> Task: Copy each line below without leaving any out.

> Recorded data:
----
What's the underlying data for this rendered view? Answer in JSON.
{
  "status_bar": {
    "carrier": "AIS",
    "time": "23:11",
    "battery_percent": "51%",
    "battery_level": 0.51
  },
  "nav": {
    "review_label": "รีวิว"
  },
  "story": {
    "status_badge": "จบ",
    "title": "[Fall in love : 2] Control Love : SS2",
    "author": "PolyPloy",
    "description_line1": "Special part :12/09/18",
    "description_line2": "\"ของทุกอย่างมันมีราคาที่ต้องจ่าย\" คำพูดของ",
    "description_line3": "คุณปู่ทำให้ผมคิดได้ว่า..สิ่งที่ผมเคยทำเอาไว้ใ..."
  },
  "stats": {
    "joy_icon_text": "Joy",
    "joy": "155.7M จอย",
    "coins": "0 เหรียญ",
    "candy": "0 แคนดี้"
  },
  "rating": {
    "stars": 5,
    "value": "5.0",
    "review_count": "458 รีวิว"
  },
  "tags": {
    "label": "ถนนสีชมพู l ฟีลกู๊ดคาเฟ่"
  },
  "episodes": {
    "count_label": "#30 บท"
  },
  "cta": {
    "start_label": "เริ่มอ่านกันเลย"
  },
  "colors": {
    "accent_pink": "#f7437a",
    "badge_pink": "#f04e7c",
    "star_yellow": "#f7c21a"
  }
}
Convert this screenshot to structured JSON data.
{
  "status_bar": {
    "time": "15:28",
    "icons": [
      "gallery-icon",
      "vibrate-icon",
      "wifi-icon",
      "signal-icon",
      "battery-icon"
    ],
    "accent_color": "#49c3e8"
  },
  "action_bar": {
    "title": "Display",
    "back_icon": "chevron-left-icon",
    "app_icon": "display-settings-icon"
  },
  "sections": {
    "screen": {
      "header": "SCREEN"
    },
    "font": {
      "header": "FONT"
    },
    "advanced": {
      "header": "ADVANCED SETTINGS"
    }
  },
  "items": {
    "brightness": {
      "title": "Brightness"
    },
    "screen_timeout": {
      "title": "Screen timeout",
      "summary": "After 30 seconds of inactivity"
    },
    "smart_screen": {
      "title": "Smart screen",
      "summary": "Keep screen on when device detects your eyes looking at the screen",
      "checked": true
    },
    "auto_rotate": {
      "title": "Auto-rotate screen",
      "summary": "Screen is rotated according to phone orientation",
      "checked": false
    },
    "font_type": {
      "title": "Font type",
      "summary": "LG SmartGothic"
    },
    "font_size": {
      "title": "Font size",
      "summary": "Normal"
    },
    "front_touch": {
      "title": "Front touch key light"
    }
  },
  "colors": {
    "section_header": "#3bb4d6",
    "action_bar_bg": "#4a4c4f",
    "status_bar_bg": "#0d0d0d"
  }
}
----
> Task result:
What's the underlying data for this rendered view? Answer in JSON.
{
  "status_bar": {
    "carrier": "AIS",
    "time": "23:11",
    "battery_percent": "51%",
    "battery_level": 0.51
  },
  "nav": {
    "review_label": "รีวิว"
  },
  "story": {
    "status_badge": "จบ",
    "title": "[Fall in love : 2] Control Love : SS2",
    "author": "PolyPloy",
    "description_line1": "Special part :12/09/18",
    "description_line2": "\"ของทุกอย่างมันมีราคาที่ต้องจ่าย\" คำพูดของ",
    "description_line3": "คุณปู่ทำให้ผมคิดได้ว่า..สิ่งที่ผมเคยทำเอาไว้ใ..."
  },
  "stats": {
    "joy_icon_text": "Joy",
    "joy": "155.7M จอย",
    "coins": "0 เหรียญ",
    "candy": "0 แคนดี้"
  },
  "rating": {
    "stars": 5,
    "value": "5.0",
    "review_count": "458 รีวิว"
  },
  "tags": {
    "label": "ถนนสีชมพู l ฟีลกู๊ดคาเฟ่"
  },
  "episodes": {
    "count_label": "#30 บท"
  },
  "cta": {
    "start_label": "เริ่มอ่านกันเลย"
  },
  "colors": {
    "accent_pink": "#f7437a",
    "badge_pink": "#f04e7c",
    "star_yellow": "#f7c21a"
  }
}
Convert this screenshot to structured JSON data.
{
  "status_bar": {
    "time": "15:28",
    "icons": [
      "gallery-icon",
      "vibrate-icon",
      "wifi-icon",
      "signal-icon",
      "battery-icon"
    ],
    "accent_color": "#49c3e8"
  },
  "action_bar": {
    "title": "Display",
    "back_icon": "chevron-left-icon",
    "app_icon": "display-settings-icon"
  },
  "sections": {
    "screen": {
      "header": "SCREEN"
    },
    "font": {
      "header": "FONT"
    },
    "advanced": {
      "header": "ADVANCED SETTINGS"
    }
  },
  "items": {
    "brightness": {
      "title": "Brightness"
    },
    "screen_timeout": {
      "title": "Screen timeout",
      "summary": "After 30 seconds of inactivity"
    },
    "smart_screen": {
      "title": "Smart screen",
      "summary": "Keep screen on when device detects your eyes looking at the screen",
      "checked": true
    },
    "auto_rotate": {
      "title": "Auto-rotate screen",
      "summary": "Screen is rotated according to phone orientation",
      "checked": false
    },
    "font_type": {
      "title": "Font type",
      "summary": "LG SmartGothic"
    },
    "font_size": {
      "title": "Font size",
      "summary": "Normal"
    },
    "front_touch": {
      "title": "Front touch key light"
    }
  },
  "colors": {
    "section_header": "#3bb4d6",
    "action_bar_bg": "#4a4c4f",
    "status_bar_bg": "#0d0d0d"
  }
}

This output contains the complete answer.